> PROBLEM REQUIREMENTS
Every record that follows must be duplicated exactly, with images left out.

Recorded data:
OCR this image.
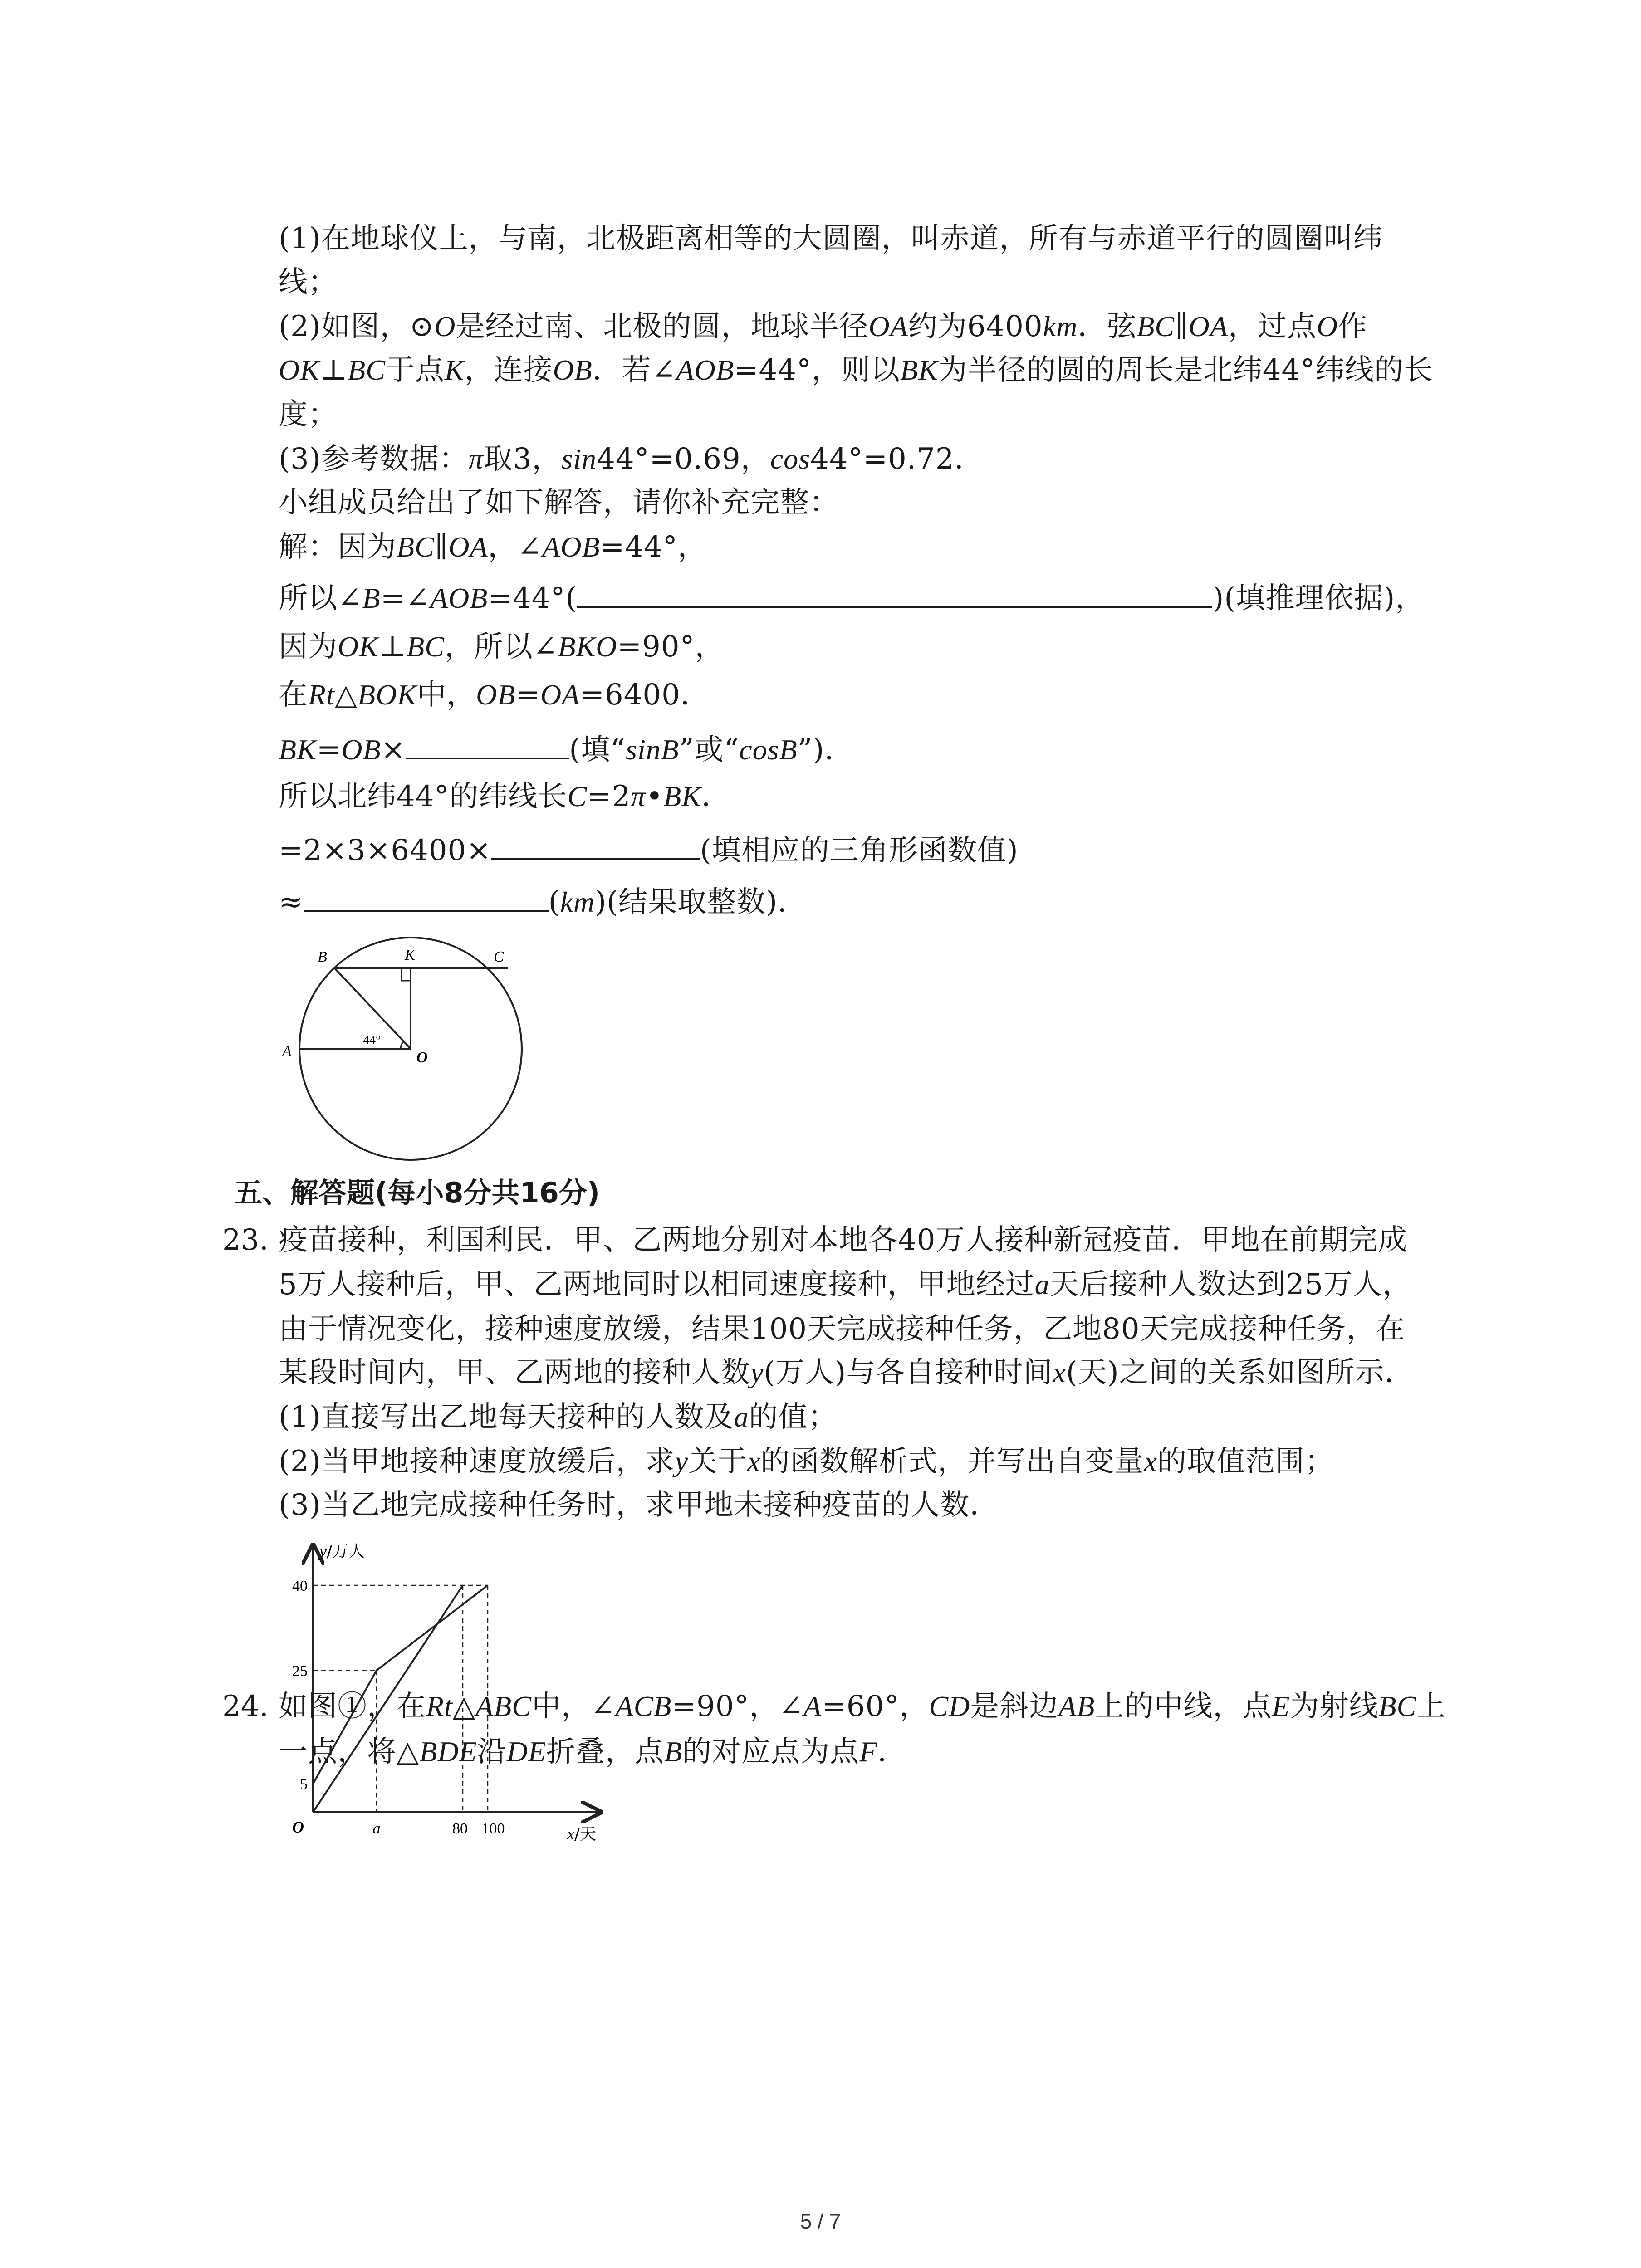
(1)在地球仪上，与南，北极距离相等的大圆圈，叫赤道，所有与赤道平行的圆圈叫纬
线；
(2)如图，⊙O是经过南、北极的圆，地球半径OA约为6400km．弦BC∥OA，过点O作
OK⊥BC于点K，连接OB．若∠AOB=44°，则以BK为半径的圆的周长是北纬44°纬线的长
度；
(3)参考数据：π取3，sin44°=0.69，cos44°=0.72．
小组成员给出了如下解答，请你补充完整：
解：因为BC∥OA，∠AOB=44°，
所以∠B=∠AOB=44°(	)(填推理依据)，
因为OK⊥BC，所以∠BKO=90°，
在Rt△BOK中，OB=OA=6400．
BK=OB×	(填“sinB”或“cosB”)．
所以北纬44°的纬线长C=2π•BK．
=2×3×6400×	(填相应的三角形函数值)
≈	(km)(结果取整数)．
B	K	C
A	O
44°
五、解答题(每小8分共16分)
23. 疫苗接种，利国利民．甲、乙两地分别对本地各40万人接种新冠疫苗．甲地在前期完成
5万人接种后，甲、乙两地同时以相同速度接种，甲地经过a天后接种人数达到25万人，
由于情况变化，接种速度放缓，结果100天完成接种任务，乙地80天完成接种任务，在
某段时间内，甲、乙两地的接种人数y(万人)与各自接种时间x(天)之间的关系如图所示．
(1)直接写出乙地每天接种的人数及a的值；
(2)当甲地接种速度放缓后，求y关于x的函数解析式，并写出自变量x的取值范围；
(3)当乙地完成接种任务时，求甲地未接种疫苗的人数．
y/万人
x/天
O
5
25
40
a	80 100
24. 如图①，在Rt△ABC中，∠ACB=90°，∠A=60°，CD是斜边AB上的中线，点E为射线BC上
一点，将△BDE沿DE折叠，点B的对应点为点F．
5 / 7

> EXERCISE RESPONSE
OCR this image.
(1)在地球仪上，与南，北极距离相等的大圆圈，叫赤道，所有与赤道平行的圆圈叫纬
线；
(2)如图，⊙O是经过南、北极的圆，地球半径OA约为6400km．弦BC∥OA，过点O作
OK⊥BC于点K，连接OB．若∠AOB=44°，则以BK为半径的圆的周长是北纬44°纬线的长
度；
(3)参考数据：π取3，sin44°=0.69，cos44°=0.72．
小组成员给出了如下解答，请你补充完整：
解：因为BC∥OA，∠AOB=44°，
所以∠B=∠AOB=44°(	)(填推理依据)，
因为OK⊥BC，所以∠BKO=90°，
在Rt△BOK中，OB=OA=6400．
BK=OB×	(填“sinB”或“cosB”)．
所以北纬44°的纬线长C=2π•BK．
=2×3×6400×	(填相应的三角形函数值)
≈	(km)(结果取整数)．
B	K	C
A	O
44°
五、解答题(每小8分共16分)
23. 疫苗接种，利国利民．甲、乙两地分别对本地各40万人接种新冠疫苗．甲地在前期完成
5万人接种后，甲、乙两地同时以相同速度接种，甲地经过a天后接种人数达到25万人，
由于情况变化，接种速度放缓，结果100天完成接种任务，乙地80天完成接种任务，在
某段时间内，甲、乙两地的接种人数y(万人)与各自接种时间x(天)之间的关系如图所示．
(1)直接写出乙地每天接种的人数及a的值；
(2)当甲地接种速度放缓后，求y关于x的函数解析式，并写出自变量x的取值范围；
(3)当乙地完成接种任务时，求甲地未接种疫苗的人数．
y/万人
x/天
O
5
25
40
a	80 100
24. 如图①，在Rt△ABC中，∠ACB=90°，∠A=60°，CD是斜边AB上的中线，点E为射线BC上
一点，将△BDE沿DE折叠，点B的对应点为点F．
5 / 7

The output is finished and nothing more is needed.